====== DATA RECORDS
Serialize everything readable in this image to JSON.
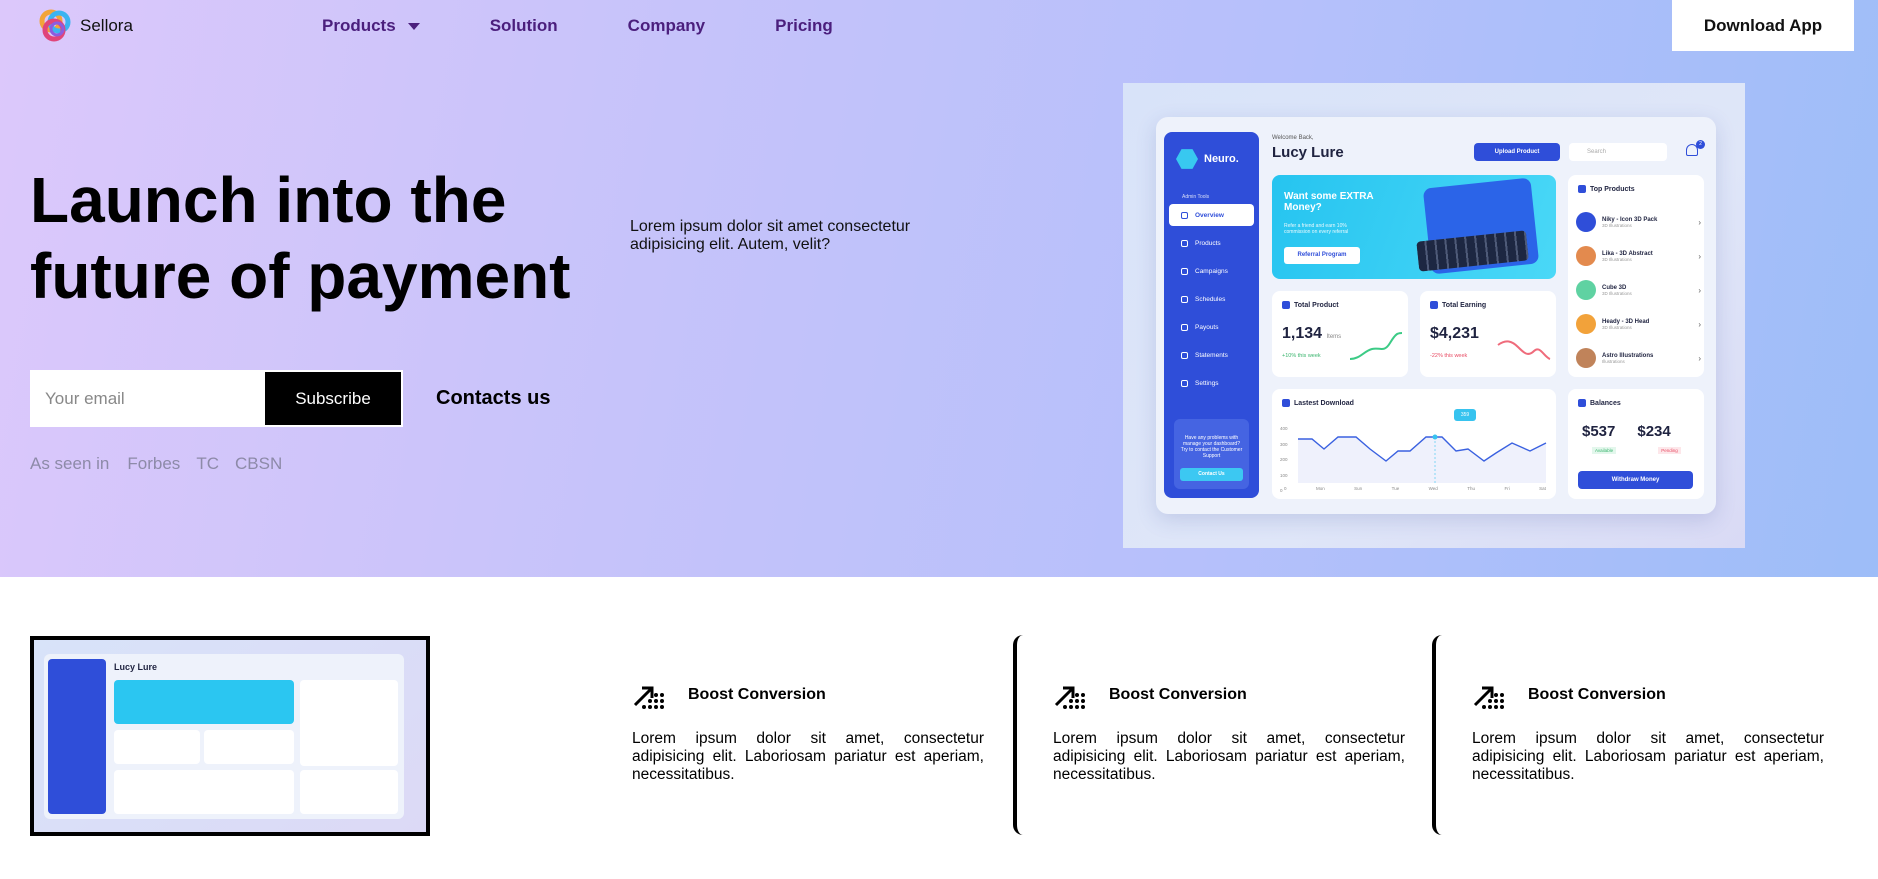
{
  "header": {
    "brand": "Sellora",
    "nav": [
      {
        "label": "Products",
        "has_dropdown": true
      },
      {
        "label": "Solution"
      },
      {
        "label": "Company"
      },
      {
        "label": "Pricing"
      }
    ],
    "cta": "Download App"
  },
  "hero": {
    "headline": "Launch into the future of payment",
    "lead": "Lorem ipsum dolor sit amet consectetur adipisicing elit. Autem, velit?",
    "email_placeholder": "Your email",
    "subscribe_label": "Subscribe",
    "contacts_label": "Contacts us",
    "as_seen": {
      "label": "As seen in",
      "brands": [
        "Forbes",
        "TC",
        "CBSN"
      ]
    }
  },
  "dashboard": {
    "brand": "Neuro.",
    "sidebar_section": "Admin Tools",
    "sidebar_items": [
      "Overview",
      "Products",
      "Campaigns",
      "Schedules",
      "Payouts",
      "Statements",
      "Settings"
    ],
    "help_text": "Have any problems with manage your dashboard? Try to contact the Customer Support",
    "help_button": "Contact Us",
    "welcome": "Welcome Back,",
    "user_name": "Lucy Lure",
    "upload_button": "Upload Product",
    "search_placeholder": "Search",
    "notification_count": "2",
    "promo": {
      "title": "Want some EXTRA Money?",
      "subtitle": "Refer a friend and earn 10% commission on every referral",
      "button": "Referral Program"
    },
    "total_product": {
      "title": "Total Product",
      "value": "1,134",
      "unit": "Items",
      "delta": "+10% this week"
    },
    "total_earning": {
      "title": "Total Earning",
      "value": "$4,231",
      "delta": "-22% this week"
    },
    "latest_download": {
      "title": "Lastest Download",
      "callout": "359",
      "y_ticks": [
        "400",
        "300",
        "200",
        "100",
        "0"
      ],
      "x_labels": [
        "Mon",
        "Sun",
        "Tue",
        "Wed",
        "Thu",
        "Fri",
        "Sat"
      ]
    },
    "top_products": {
      "title": "Top Products",
      "items": [
        {
          "name": "Niky - Icon 3D Pack",
          "sub": "3D Illustrations",
          "color": "#2f4ed9"
        },
        {
          "name": "Lika - 3D Abstract",
          "sub": "3D Illustrations",
          "color": "#e38a4e"
        },
        {
          "name": "Cube 3D",
          "sub": "3D Illustrations",
          "color": "#5fd2a2"
        },
        {
          "name": "Heady - 3D Head",
          "sub": "3D Illustrations",
          "color": "#f2a23a"
        },
        {
          "name": "Astro Illustrations",
          "sub": "Illustrations",
          "color": "#c0835a"
        }
      ]
    },
    "balances": {
      "title": "Balances",
      "available_value": "$537",
      "available_label": "Available",
      "pending_value": "$234",
      "pending_label": "Pending",
      "button": "Withdraw Money"
    }
  },
  "features": [
    {
      "title": "Boost Conversion",
      "text": "Lorem ipsum dolor sit amet, consectetur adipisicing elit. Laboriosam pariatur est aperiam, necessitatibus."
    },
    {
      "title": "Boost Conversion",
      "text": "Lorem ipsum dolor sit amet, consectetur adipisicing elit. Laboriosam pariatur est aperiam, necessitatibus."
    },
    {
      "title": "Boost Conversion",
      "text": "Lorem ipsum dolor sit amet, consectetur adipisicing elit. Laboriosam pariatur est aperiam, necessitatibus."
    }
  ],
  "colors": {
    "accent": "#2f4ed9",
    "nav_text": "#4b1f7d",
    "promo": "#26c4f0"
  }
}
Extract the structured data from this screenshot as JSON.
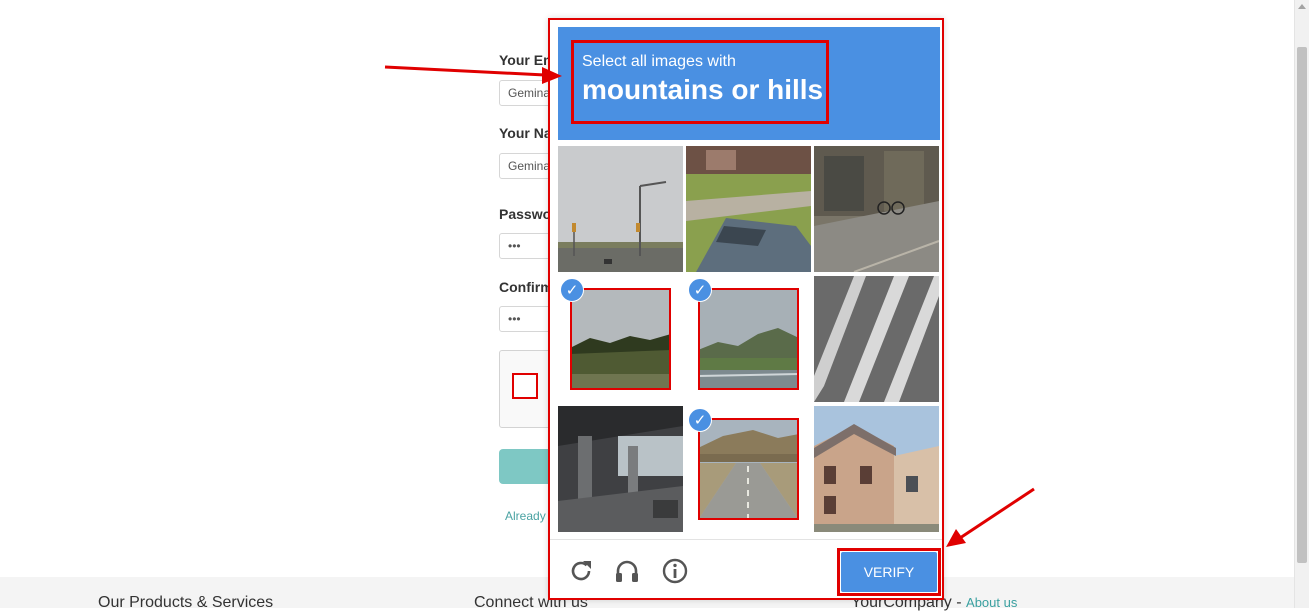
{
  "form": {
    "email_label": "Your Em",
    "email_value": "Gemina",
    "name_label": "Your Na",
    "name_value": "Gemina",
    "password_label": "Passwo",
    "password_value": "•••",
    "confirm_label": "Confirm",
    "confirm_value": "•••",
    "already_text": "Already"
  },
  "footer": {
    "products": "Our Products & Services",
    "connect": "Connect with us",
    "company": "YourCompany - ",
    "about_link": "About us"
  },
  "challenge": {
    "prompt_small": "Select all images with",
    "prompt_big": "mountains or hills",
    "verify_label": "VERIFY",
    "accent_color": "#4a90e2",
    "annotation_color": "#e00000",
    "tiles": [
      {
        "name": "tile-1-road-traffic-lights",
        "selected": false
      },
      {
        "name": "tile-2-parked-car",
        "selected": false
      },
      {
        "name": "tile-3-storefront-bicycle",
        "selected": false
      },
      {
        "name": "tile-4-field-trees",
        "selected": true
      },
      {
        "name": "tile-5-hills-highway",
        "selected": true
      },
      {
        "name": "tile-6-crosswalk",
        "selected": false
      },
      {
        "name": "tile-7-overpass",
        "selected": false
      },
      {
        "name": "tile-8-mountain-road",
        "selected": true
      },
      {
        "name": "tile-9-house",
        "selected": false
      }
    ],
    "footer_icons": [
      "reload-icon",
      "headphones-icon",
      "info-icon"
    ]
  }
}
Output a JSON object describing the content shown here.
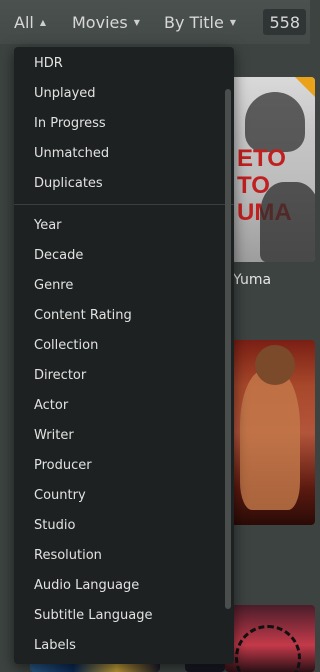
{
  "toolbar": {
    "filter_label": "All",
    "type_label": "Movies",
    "sort_label": "By Title",
    "count": "558"
  },
  "posters": {
    "caption": "Yuma",
    "poster1_text": "ETO\nTO\nUMA"
  },
  "menu": {
    "top_items": [
      {
        "label": "HDR"
      },
      {
        "label": "Unplayed"
      },
      {
        "label": "In Progress"
      },
      {
        "label": "Unmatched"
      },
      {
        "label": "Duplicates"
      }
    ],
    "bottom_items": [
      {
        "label": "Year"
      },
      {
        "label": "Decade"
      },
      {
        "label": "Genre"
      },
      {
        "label": "Content Rating"
      },
      {
        "label": "Collection"
      },
      {
        "label": "Director"
      },
      {
        "label": "Actor"
      },
      {
        "label": "Writer"
      },
      {
        "label": "Producer"
      },
      {
        "label": "Country"
      },
      {
        "label": "Studio"
      },
      {
        "label": "Resolution"
      },
      {
        "label": "Audio Language"
      },
      {
        "label": "Subtitle Language"
      },
      {
        "label": "Labels"
      }
    ]
  },
  "colors": {
    "background": "#3c4341",
    "menu_bg": "#1e2121",
    "accent_corner": "#e9a21a"
  }
}
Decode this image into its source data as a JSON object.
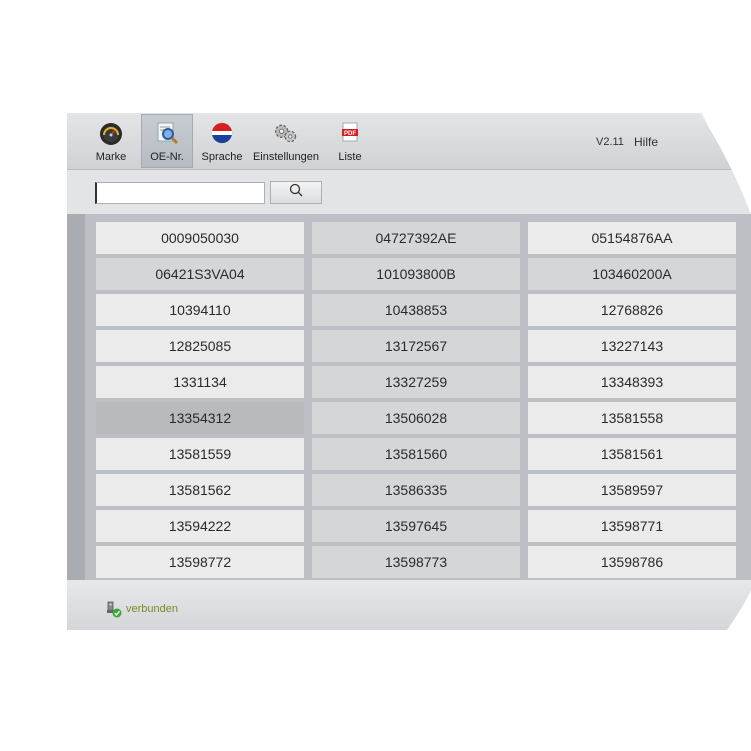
{
  "toolbar": {
    "buttons": [
      {
        "label": "Marke",
        "icon": "speedometer-icon"
      },
      {
        "label": "OE-Nr.",
        "icon": "magnifier-search-icon"
      },
      {
        "label": "Sprache",
        "icon": "language-flag-icon"
      },
      {
        "label": "Einstellungen",
        "icon": "gears-icon"
      },
      {
        "label": "Liste",
        "icon": "pdf-icon"
      }
    ],
    "active": "OE-Nr.",
    "version": "V2.11",
    "help": "Hilfe"
  },
  "search": {
    "value": "",
    "button_icon": "search-icon"
  },
  "grid": {
    "rows": [
      [
        "0009050030",
        "04727392AE",
        "05154876AA"
      ],
      [
        "06421S3VA04",
        "101093800B",
        "103460200A"
      ],
      [
        "10394110",
        "10438853",
        "12768826"
      ],
      [
        "12825085",
        "13172567",
        "13227143"
      ],
      [
        "1331134",
        "13327259",
        "13348393"
      ],
      [
        "13354312",
        "13506028",
        "13581558"
      ],
      [
        "13581559",
        "13581560",
        "13581561"
      ],
      [
        "13581562",
        "13586335",
        "13589597"
      ],
      [
        "13594222",
        "13597645",
        "13598771"
      ],
      [
        "13598772",
        "13598773",
        "13598786"
      ]
    ],
    "selected": "13354312"
  },
  "status": {
    "text": "verbunden",
    "icon": "usb-connected-icon"
  },
  "colors": {
    "status_text": "#7a8a2a",
    "toolbar_bg": "#d8dadd",
    "grid_bg": "#bcbfc4"
  }
}
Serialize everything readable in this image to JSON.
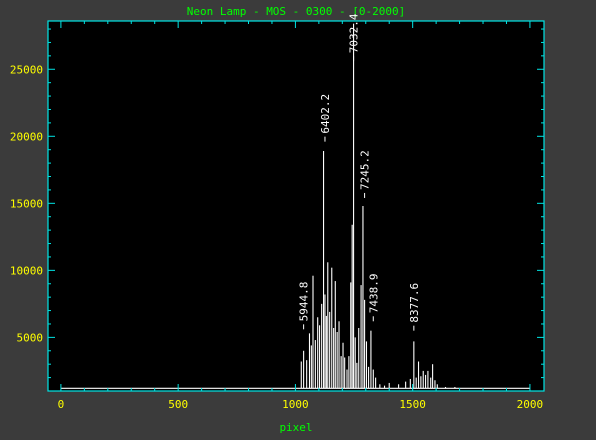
{
  "chart_data": {
    "type": "line",
    "title": "Neon Lamp - MOS - 0300 - [0-2000]",
    "xlabel": "pixel",
    "ylabel": "",
    "xlim": [
      -55,
      2060
    ],
    "ylim": [
      1000,
      28600
    ],
    "xticks": [
      0,
      500,
      1000,
      1500,
      2000
    ],
    "yticks": [
      5000,
      10000,
      15000,
      20000,
      25000
    ],
    "grid": false,
    "colors": {
      "background": "#000000",
      "frame": "#00e5e5",
      "title": "#00ff00",
      "tick_labels": "#ffff00",
      "axis_label": "#00ff00",
      "trace": "#ffffff",
      "annotations": "#ffffff"
    },
    "series": [
      {
        "baseline": 1200,
        "lines": [
          {
            "x": 1025,
            "y": 3200
          },
          {
            "x": 1035,
            "y": 4000
          },
          {
            "x": 1048,
            "y": 3300
          },
          {
            "x": 1060,
            "y": 5300
          },
          {
            "x": 1068,
            "y": 4400
          },
          {
            "x": 1075,
            "y": 9600
          },
          {
            "x": 1085,
            "y": 4800
          },
          {
            "x": 1095,
            "y": 6500
          },
          {
            "x": 1103,
            "y": 5900
          },
          {
            "x": 1112,
            "y": 7500
          },
          {
            "x": 1120,
            "y": 18900
          },
          {
            "x": 1126,
            "y": 8200
          },
          {
            "x": 1132,
            "y": 6600
          },
          {
            "x": 1138,
            "y": 10600
          },
          {
            "x": 1146,
            "y": 6900
          },
          {
            "x": 1155,
            "y": 10200
          },
          {
            "x": 1163,
            "y": 5700
          },
          {
            "x": 1170,
            "y": 9200
          },
          {
            "x": 1178,
            "y": 5400
          },
          {
            "x": 1186,
            "y": 6200
          },
          {
            "x": 1195,
            "y": 3600
          },
          {
            "x": 1203,
            "y": 4600
          },
          {
            "x": 1210,
            "y": 3500
          },
          {
            "x": 1220,
            "y": 2600
          },
          {
            "x": 1228,
            "y": 3600
          },
          {
            "x": 1236,
            "y": 9100
          },
          {
            "x": 1242,
            "y": 13400
          },
          {
            "x": 1248,
            "y": 28400
          },
          {
            "x": 1255,
            "y": 5000
          },
          {
            "x": 1262,
            "y": 3100
          },
          {
            "x": 1270,
            "y": 5700
          },
          {
            "x": 1280,
            "y": 8900
          },
          {
            "x": 1288,
            "y": 14800
          },
          {
            "x": 1295,
            "y": 7800
          },
          {
            "x": 1303,
            "y": 4700
          },
          {
            "x": 1312,
            "y": 2800
          },
          {
            "x": 1322,
            "y": 5500
          },
          {
            "x": 1332,
            "y": 2600
          },
          {
            "x": 1342,
            "y": 2000
          },
          {
            "x": 1360,
            "y": 1500
          },
          {
            "x": 1380,
            "y": 1400
          },
          {
            "x": 1400,
            "y": 1600
          },
          {
            "x": 1440,
            "y": 1500
          },
          {
            "x": 1470,
            "y": 1700
          },
          {
            "x": 1490,
            "y": 1900
          },
          {
            "x": 1505,
            "y": 4700
          },
          {
            "x": 1515,
            "y": 2000
          },
          {
            "x": 1525,
            "y": 3200
          },
          {
            "x": 1535,
            "y": 2100
          },
          {
            "x": 1545,
            "y": 2500
          },
          {
            "x": 1555,
            "y": 2200
          },
          {
            "x": 1565,
            "y": 2500
          },
          {
            "x": 1577,
            "y": 2000
          },
          {
            "x": 1585,
            "y": 3000
          },
          {
            "x": 1595,
            "y": 1800
          },
          {
            "x": 1605,
            "y": 1500
          },
          {
            "x": 1640,
            "y": 1300
          },
          {
            "x": 1680,
            "y": 1300
          }
        ]
      }
    ],
    "annotations": [
      {
        "label": "5944.8",
        "x": 1035,
        "y": 5600
      },
      {
        "label": "6402.2",
        "x": 1126,
        "y": 19600
      },
      {
        "label": "7032.4",
        "x": 1248,
        "y": 25600
      },
      {
        "label": "7245.2",
        "x": 1295,
        "y": 15400
      },
      {
        "label": "7438.9",
        "x": 1332,
        "y": 6200
      },
      {
        "label": "8377.6",
        "x": 1505,
        "y": 5500
      }
    ]
  }
}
============
Across the entries, how many lines hold the word "delta"? Say only the number.

ANSWER TO THE EXERCISE:
2